Problem to solve
Search the data for the string "this" and extract every line where it appears.

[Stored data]
— Start —

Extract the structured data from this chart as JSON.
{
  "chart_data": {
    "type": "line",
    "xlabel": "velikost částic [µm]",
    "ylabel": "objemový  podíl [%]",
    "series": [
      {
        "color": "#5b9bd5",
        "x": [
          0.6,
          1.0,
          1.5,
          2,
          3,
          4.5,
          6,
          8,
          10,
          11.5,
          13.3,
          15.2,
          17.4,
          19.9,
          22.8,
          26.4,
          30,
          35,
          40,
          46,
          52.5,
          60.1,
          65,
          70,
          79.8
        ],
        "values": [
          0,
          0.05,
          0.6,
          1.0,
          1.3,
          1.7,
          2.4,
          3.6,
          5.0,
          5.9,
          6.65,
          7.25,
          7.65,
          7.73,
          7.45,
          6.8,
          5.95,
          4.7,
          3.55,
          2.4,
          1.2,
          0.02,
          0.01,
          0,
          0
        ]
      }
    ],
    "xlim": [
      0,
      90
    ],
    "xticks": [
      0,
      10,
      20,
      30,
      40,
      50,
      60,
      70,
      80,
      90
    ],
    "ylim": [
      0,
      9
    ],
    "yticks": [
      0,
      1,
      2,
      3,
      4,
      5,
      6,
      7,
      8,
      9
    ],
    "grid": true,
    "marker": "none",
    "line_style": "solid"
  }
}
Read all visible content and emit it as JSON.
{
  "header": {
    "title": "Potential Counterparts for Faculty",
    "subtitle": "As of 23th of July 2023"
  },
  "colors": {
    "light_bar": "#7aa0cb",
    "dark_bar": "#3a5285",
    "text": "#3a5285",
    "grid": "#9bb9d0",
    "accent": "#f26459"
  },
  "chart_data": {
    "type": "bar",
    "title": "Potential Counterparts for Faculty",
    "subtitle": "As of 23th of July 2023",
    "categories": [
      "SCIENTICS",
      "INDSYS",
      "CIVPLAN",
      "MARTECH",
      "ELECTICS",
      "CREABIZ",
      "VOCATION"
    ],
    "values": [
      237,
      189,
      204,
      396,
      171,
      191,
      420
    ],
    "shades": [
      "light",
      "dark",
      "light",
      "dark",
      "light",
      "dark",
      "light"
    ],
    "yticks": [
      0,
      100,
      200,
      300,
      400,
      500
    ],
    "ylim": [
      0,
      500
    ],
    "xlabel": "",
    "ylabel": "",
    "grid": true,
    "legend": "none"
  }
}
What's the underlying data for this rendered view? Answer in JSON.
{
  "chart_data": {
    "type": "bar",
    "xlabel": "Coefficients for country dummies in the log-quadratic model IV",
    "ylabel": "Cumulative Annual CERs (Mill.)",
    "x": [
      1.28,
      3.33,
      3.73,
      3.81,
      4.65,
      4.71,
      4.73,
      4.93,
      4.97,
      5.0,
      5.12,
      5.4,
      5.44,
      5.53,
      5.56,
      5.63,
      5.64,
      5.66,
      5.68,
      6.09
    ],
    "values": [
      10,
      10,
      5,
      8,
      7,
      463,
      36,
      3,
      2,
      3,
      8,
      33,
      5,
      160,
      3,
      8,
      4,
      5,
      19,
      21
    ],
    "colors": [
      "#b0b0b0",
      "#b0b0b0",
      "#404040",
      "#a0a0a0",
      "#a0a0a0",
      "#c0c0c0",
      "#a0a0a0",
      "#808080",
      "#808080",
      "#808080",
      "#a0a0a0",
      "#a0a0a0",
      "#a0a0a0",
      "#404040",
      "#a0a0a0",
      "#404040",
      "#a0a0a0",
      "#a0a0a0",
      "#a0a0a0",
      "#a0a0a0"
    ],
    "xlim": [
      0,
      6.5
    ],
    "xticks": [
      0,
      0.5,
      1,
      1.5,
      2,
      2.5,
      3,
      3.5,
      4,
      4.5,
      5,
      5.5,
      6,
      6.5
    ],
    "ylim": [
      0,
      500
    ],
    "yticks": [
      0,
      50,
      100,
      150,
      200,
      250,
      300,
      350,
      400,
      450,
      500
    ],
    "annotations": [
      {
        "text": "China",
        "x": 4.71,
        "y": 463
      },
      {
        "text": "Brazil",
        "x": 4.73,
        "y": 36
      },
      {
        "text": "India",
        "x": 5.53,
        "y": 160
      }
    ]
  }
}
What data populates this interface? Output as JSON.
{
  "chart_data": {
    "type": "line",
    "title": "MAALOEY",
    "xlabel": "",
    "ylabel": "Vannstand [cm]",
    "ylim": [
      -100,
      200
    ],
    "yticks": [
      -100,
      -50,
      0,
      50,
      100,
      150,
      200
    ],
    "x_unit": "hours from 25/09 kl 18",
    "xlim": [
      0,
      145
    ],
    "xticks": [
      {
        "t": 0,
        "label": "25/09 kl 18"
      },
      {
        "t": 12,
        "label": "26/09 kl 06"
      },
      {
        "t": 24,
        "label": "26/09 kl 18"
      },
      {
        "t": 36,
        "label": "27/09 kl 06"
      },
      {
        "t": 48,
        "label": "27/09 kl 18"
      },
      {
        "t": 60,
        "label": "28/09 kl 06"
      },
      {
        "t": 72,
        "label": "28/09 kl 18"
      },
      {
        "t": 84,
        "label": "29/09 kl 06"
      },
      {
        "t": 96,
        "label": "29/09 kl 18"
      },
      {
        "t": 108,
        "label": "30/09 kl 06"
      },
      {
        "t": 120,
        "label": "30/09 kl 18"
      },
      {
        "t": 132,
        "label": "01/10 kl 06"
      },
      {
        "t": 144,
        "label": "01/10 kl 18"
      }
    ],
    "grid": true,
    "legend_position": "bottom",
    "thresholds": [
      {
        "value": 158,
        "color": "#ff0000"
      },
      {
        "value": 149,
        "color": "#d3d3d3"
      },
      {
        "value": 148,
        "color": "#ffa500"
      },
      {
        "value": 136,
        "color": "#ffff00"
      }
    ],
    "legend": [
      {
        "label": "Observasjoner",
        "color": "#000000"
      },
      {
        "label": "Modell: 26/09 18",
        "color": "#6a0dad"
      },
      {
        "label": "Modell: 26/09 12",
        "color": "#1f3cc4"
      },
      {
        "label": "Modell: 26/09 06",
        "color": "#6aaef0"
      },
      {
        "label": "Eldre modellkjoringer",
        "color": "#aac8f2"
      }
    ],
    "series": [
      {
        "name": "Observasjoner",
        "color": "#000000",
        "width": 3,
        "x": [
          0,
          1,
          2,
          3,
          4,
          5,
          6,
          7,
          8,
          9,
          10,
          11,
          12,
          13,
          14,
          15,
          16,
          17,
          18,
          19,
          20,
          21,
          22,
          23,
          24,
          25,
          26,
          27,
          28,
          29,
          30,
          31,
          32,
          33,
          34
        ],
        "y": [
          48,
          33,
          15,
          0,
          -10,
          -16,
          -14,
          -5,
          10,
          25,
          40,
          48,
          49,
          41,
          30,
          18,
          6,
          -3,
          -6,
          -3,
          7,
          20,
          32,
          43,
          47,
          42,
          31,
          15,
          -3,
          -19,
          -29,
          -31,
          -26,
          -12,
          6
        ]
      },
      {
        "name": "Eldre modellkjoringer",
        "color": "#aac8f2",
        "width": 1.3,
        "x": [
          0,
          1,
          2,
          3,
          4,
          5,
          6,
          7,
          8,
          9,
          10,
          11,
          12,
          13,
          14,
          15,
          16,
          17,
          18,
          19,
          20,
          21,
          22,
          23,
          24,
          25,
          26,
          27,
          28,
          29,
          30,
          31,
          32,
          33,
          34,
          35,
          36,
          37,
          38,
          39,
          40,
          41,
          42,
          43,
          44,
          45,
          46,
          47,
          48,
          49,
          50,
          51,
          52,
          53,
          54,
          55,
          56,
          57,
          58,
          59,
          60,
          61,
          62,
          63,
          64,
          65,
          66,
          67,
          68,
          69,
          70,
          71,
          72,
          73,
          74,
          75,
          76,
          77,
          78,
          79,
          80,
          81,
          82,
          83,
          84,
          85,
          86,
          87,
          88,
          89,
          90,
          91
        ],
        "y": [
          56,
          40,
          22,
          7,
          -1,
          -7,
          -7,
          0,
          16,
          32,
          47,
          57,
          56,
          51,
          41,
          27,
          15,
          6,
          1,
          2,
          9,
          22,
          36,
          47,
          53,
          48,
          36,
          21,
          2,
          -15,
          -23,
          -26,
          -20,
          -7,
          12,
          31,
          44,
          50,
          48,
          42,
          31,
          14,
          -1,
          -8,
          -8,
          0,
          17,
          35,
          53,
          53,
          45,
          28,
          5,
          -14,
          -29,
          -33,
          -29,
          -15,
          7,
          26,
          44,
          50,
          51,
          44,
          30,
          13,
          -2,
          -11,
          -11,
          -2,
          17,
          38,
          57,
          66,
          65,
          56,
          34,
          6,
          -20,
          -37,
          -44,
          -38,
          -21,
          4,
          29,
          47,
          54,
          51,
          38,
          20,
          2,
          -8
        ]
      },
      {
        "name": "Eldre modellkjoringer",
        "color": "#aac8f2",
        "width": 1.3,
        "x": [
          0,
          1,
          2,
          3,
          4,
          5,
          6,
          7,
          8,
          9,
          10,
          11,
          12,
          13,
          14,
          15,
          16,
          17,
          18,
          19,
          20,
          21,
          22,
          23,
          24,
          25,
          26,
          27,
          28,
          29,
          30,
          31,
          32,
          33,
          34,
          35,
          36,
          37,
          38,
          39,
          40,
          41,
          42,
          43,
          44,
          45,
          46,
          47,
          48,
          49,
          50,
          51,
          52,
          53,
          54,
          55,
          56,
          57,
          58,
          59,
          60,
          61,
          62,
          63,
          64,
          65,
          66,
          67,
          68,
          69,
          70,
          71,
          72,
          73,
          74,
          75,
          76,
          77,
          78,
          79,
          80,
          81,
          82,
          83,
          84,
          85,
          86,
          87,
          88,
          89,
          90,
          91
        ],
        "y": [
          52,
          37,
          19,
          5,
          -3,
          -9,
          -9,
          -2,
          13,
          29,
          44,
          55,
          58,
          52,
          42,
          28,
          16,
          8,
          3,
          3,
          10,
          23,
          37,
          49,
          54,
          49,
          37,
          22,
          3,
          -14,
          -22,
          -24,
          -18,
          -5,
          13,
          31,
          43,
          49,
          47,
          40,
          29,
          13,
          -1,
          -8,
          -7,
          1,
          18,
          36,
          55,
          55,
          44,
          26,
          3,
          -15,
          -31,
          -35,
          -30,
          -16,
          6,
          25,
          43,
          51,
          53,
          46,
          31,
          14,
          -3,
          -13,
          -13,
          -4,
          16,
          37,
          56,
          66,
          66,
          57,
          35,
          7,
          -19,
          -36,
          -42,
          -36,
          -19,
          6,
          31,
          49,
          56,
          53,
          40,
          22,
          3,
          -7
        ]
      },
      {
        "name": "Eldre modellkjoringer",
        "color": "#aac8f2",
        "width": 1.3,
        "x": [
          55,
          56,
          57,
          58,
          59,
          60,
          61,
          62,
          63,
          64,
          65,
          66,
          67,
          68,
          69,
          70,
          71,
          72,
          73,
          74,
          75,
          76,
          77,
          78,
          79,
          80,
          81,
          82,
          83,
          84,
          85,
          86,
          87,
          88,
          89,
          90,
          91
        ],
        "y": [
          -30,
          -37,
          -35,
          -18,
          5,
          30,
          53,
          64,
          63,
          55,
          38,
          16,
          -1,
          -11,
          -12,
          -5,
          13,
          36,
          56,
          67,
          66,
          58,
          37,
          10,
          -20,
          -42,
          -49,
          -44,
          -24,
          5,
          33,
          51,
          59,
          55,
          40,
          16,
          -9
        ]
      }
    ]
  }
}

— End —

Written answer
Extract the structured data from this chart as JSON.
What's the underlying data for this rendered view? Answer in JSON.
What data populates this interface? Output as JSON.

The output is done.